Stated problem: The entries below are to be transcribed in full, without their images.

Extracted records:
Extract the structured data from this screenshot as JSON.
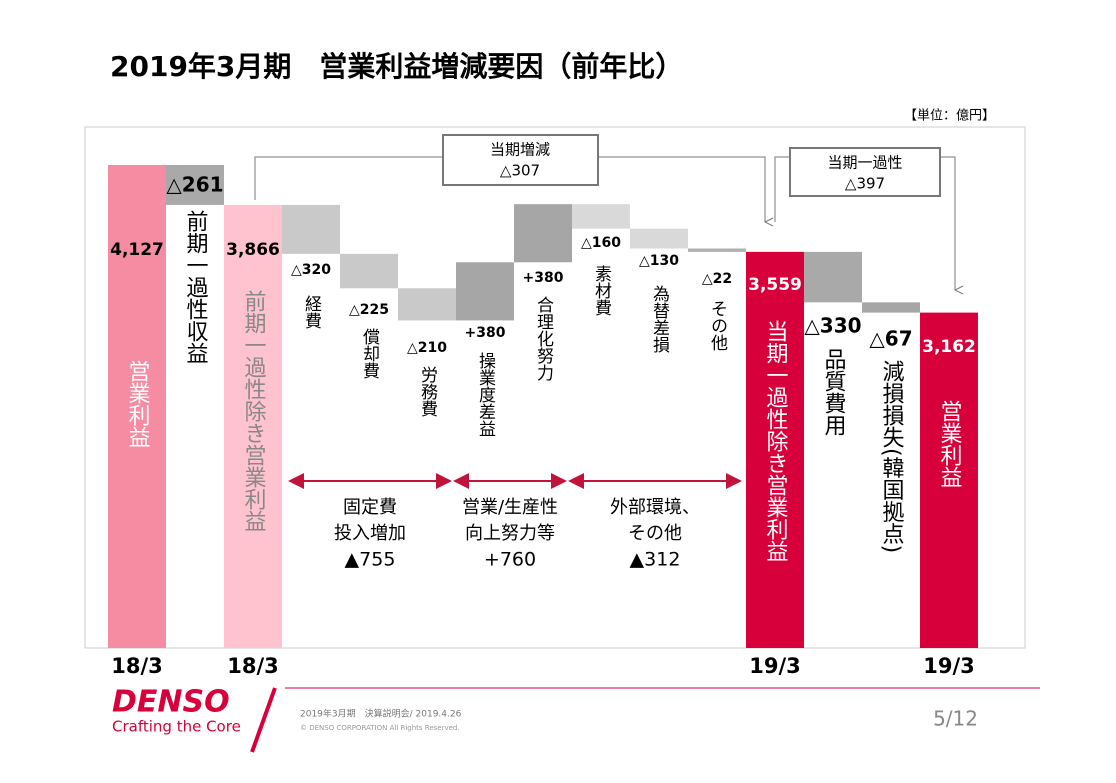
{
  "title": "2019年3月期　営業利益増減要因（前年比）",
  "unit": "【単位：億円】",
  "chart_data": {
    "type": "waterfall",
    "categories": [
      "営業利益",
      "前期一過性収益",
      "前期一過性除き営業利益",
      "経費",
      "償却費",
      "労務費",
      "操業度差益",
      "合理化努力",
      "素材費",
      "為替差損",
      "その他",
      "当期一過性除き営業利益",
      "品質費用",
      "減損損失(韓国拠点)",
      "営業利益"
    ],
    "values": [
      4127,
      -261,
      3866,
      -320,
      -225,
      -210,
      380,
      380,
      -160,
      -130,
      -22,
      3559,
      -330,
      -67,
      3162
    ],
    "value_labels": [
      "4,127",
      "△261",
      "3,866",
      "△320",
      "△225",
      "△210",
      "+380",
      "+380",
      "△160",
      "△130",
      "△22",
      "3,559",
      "△330",
      "△67",
      "3,162"
    ],
    "measure": [
      "absolute",
      "relative",
      "absolute",
      "relative",
      "relative",
      "relative",
      "relative",
      "relative",
      "relative",
      "relative",
      "relative",
      "absolute",
      "relative",
      "relative",
      "absolute"
    ],
    "colors": [
      "#f58ca2",
      "#a9a9a9",
      "#ffc3cf",
      "#c9c9c9",
      "#c9c9c9",
      "#c9c9c9",
      "#a6a6a6",
      "#a6a6a6",
      "#d9d9d9",
      "#d9d9d9",
      "#b0b0b0",
      "#d7003a",
      "#a9a9a9",
      "#a6a6a6",
      "#d7003a"
    ],
    "x_labels": [
      "18/3",
      null,
      "18/3",
      null,
      null,
      null,
      null,
      null,
      null,
      null,
      null,
      "19/3",
      null,
      null,
      "19/3"
    ],
    "brackets": [
      {
        "label": "当期増減",
        "value": -307,
        "value_label": "△307"
      },
      {
        "label": "当期一過性",
        "value": -397,
        "value_label": "△397"
      }
    ],
    "groups": [
      {
        "lines": [
          "固定費",
          "投入増加"
        ],
        "value": -755,
        "value_label": "▲755"
      },
      {
        "lines": [
          "営業/生産性",
          "向上努力等"
        ],
        "value": 760,
        "value_label": "+760"
      },
      {
        "lines": [
          "外部環境、",
          "その他"
        ],
        "value": -312,
        "value_label": "▲312"
      }
    ]
  },
  "footer": {
    "logo": "DENSO",
    "tagline": "Crafting the Core",
    "event": "2019年3月期　決算説明会/ 2019.4.26",
    "copyright": "© DENSO CORPORATION All Rights Reserved.",
    "page": "5/12"
  }
}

In response:
Extract the structured data from this screenshot as JSON.
{
  "title": "2019年3月期　営業利益増減要因（前年比）",
  "unit": "【単位：億円】",
  "chart_data": {
    "type": "waterfall",
    "categories": [
      "営業利益",
      "前期一過性収益",
      "前期一過性除き営業利益",
      "経費",
      "償却費",
      "労務費",
      "操業度差益",
      "合理化努力",
      "素材費",
      "為替差損",
      "その他",
      "当期一過性除き営業利益",
      "品質費用",
      "減損損失(韓国拠点)",
      "営業利益"
    ],
    "values": [
      4127,
      -261,
      3866,
      -320,
      -225,
      -210,
      380,
      380,
      -160,
      -130,
      -22,
      3559,
      -330,
      -67,
      3162
    ],
    "value_labels": [
      "4,127",
      "△261",
      "3,866",
      "△320",
      "△225",
      "△210",
      "+380",
      "+380",
      "△160",
      "△130",
      "△22",
      "3,559",
      "△330",
      "△67",
      "3,162"
    ],
    "measure": [
      "absolute",
      "relative",
      "absolute",
      "relative",
      "relative",
      "relative",
      "relative",
      "relative",
      "relative",
      "relative",
      "relative",
      "absolute",
      "relative",
      "relative",
      "absolute"
    ],
    "colors": [
      "#f58ca2",
      "#a9a9a9",
      "#ffc3cf",
      "#c9c9c9",
      "#c9c9c9",
      "#c9c9c9",
      "#a6a6a6",
      "#a6a6a6",
      "#d9d9d9",
      "#d9d9d9",
      "#b0b0b0",
      "#d7003a",
      "#a9a9a9",
      "#a6a6a6",
      "#d7003a"
    ],
    "x_labels": [
      "18/3",
      null,
      "18/3",
      null,
      null,
      null,
      null,
      null,
      null,
      null,
      null,
      "19/3",
      null,
      null,
      "19/3"
    ],
    "brackets": [
      {
        "label": "当期増減",
        "value": -307,
        "value_label": "△307"
      },
      {
        "label": "当期一過性",
        "value": -397,
        "value_label": "△397"
      }
    ],
    "groups": [
      {
        "lines": [
          "固定費",
          "投入増加"
        ],
        "value": -755,
        "value_label": "▲755"
      },
      {
        "lines": [
          "営業/生産性",
          "向上努力等"
        ],
        "value": 760,
        "value_label": "+760"
      },
      {
        "lines": [
          "外部環境、",
          "その他"
        ],
        "value": -312,
        "value_label": "▲312"
      }
    ]
  },
  "footer": {
    "logo": "DENSO",
    "tagline": "Crafting the Core",
    "event": "2019年3月期　決算説明会/ 2019.4.26",
    "copyright": "© DENSO CORPORATION All Rights Reserved.",
    "page": "5/12"
  }
}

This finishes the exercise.